* begin *

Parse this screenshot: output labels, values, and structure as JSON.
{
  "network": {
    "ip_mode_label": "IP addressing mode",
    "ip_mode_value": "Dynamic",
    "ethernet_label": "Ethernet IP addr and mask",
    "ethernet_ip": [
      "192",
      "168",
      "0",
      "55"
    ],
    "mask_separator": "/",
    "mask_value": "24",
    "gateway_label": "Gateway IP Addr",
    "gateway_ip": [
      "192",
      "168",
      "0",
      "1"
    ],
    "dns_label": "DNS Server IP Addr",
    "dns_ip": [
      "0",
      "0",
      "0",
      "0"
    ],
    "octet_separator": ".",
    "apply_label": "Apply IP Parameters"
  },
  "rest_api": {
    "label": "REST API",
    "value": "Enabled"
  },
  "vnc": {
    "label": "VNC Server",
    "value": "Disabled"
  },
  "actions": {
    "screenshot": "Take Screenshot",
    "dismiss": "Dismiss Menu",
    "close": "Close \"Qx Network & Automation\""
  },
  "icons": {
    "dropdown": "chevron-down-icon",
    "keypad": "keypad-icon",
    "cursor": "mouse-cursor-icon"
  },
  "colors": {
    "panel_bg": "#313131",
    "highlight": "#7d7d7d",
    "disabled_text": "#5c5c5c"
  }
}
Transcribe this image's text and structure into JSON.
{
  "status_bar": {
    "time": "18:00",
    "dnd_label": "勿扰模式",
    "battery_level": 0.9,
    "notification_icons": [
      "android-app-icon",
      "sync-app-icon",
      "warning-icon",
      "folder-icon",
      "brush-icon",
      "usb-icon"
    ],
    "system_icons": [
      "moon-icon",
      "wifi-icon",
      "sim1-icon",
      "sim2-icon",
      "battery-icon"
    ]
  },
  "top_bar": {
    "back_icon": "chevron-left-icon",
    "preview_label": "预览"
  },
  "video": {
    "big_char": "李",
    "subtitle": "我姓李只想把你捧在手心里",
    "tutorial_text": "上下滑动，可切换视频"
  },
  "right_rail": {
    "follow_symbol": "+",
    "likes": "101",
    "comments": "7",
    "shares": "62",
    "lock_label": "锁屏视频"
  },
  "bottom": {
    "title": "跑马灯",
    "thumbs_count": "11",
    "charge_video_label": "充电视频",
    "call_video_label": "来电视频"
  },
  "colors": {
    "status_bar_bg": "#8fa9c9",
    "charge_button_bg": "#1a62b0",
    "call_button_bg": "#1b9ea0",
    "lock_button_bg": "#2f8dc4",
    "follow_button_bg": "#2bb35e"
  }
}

* end *

» What is needed:
Retype the whole listing, matching it exactly.

» Answer for this exercise:
Parse this screenshot: output labels, values, and structure as JSON.
{
  "network": {
    "ip_mode_label": "IP addressing mode",
    "ip_mode_value": "Dynamic",
    "ethernet_label": "Ethernet IP addr and mask",
    "ethernet_ip": [
      "192",
      "168",
      "0",
      "55"
    ],
    "mask_separator": "/",
    "mask_value": "24",
    "gateway_label": "Gateway IP Addr",
    "gateway_ip": [
      "192",
      "168",
      "0",
      "1"
    ],
    "dns_label": "DNS Server IP Addr",
    "dns_ip": [
      "0",
      "0",
      "0",
      "0"
    ],
    "octet_separator": ".",
    "apply_label": "Apply IP Parameters"
  },
  "rest_api": {
    "label": "REST API",
    "value": "Enabled"
  },
  "vnc": {
    "label": "VNC Server",
    "value": "Disabled"
  },
  "actions": {
    "screenshot": "Take Screenshot",
    "dismiss": "Dismiss Menu",
    "close": "Close \"Qx Network & Automation\""
  },
  "icons": {
    "dropdown": "chevron-down-icon",
    "keypad": "keypad-icon",
    "cursor": "mouse-cursor-icon"
  },
  "colors": {
    "panel_bg": "#313131",
    "highlight": "#7d7d7d",
    "disabled_text": "#5c5c5c"
  }
}
Transcribe this image's text and structure into JSON.
{
  "status_bar": {
    "time": "18:00",
    "dnd_label": "勿扰模式",
    "battery_level": 0.9,
    "notification_icons": [
      "android-app-icon",
      "sync-app-icon",
      "warning-icon",
      "folder-icon",
      "brush-icon",
      "usb-icon"
    ],
    "system_icons": [
      "moon-icon",
      "wifi-icon",
      "sim1-icon",
      "sim2-icon",
      "battery-icon"
    ]
  },
  "top_bar": {
    "back_icon": "chevron-left-icon",
    "preview_label": "预览"
  },
  "video": {
    "big_char": "李",
    "subtitle": "我姓李只想把你捧在手心里",
    "tutorial_text": "上下滑动，可切换视频"
  },
  "right_rail": {
    "follow_symbol": "+",
    "likes": "101",
    "comments": "7",
    "shares": "62",
    "lock_label": "锁屏视频"
  },
  "bottom": {
    "title": "跑马灯",
    "thumbs_count": "11",
    "charge_video_label": "充电视频",
    "call_video_label": "来电视频"
  },
  "colors": {
    "status_bar_bg": "#8fa9c9",
    "charge_button_bg": "#1a62b0",
    "call_button_bg": "#1b9ea0",
    "lock_button_bg": "#2f8dc4",
    "follow_button_bg": "#2bb35e"
  }
}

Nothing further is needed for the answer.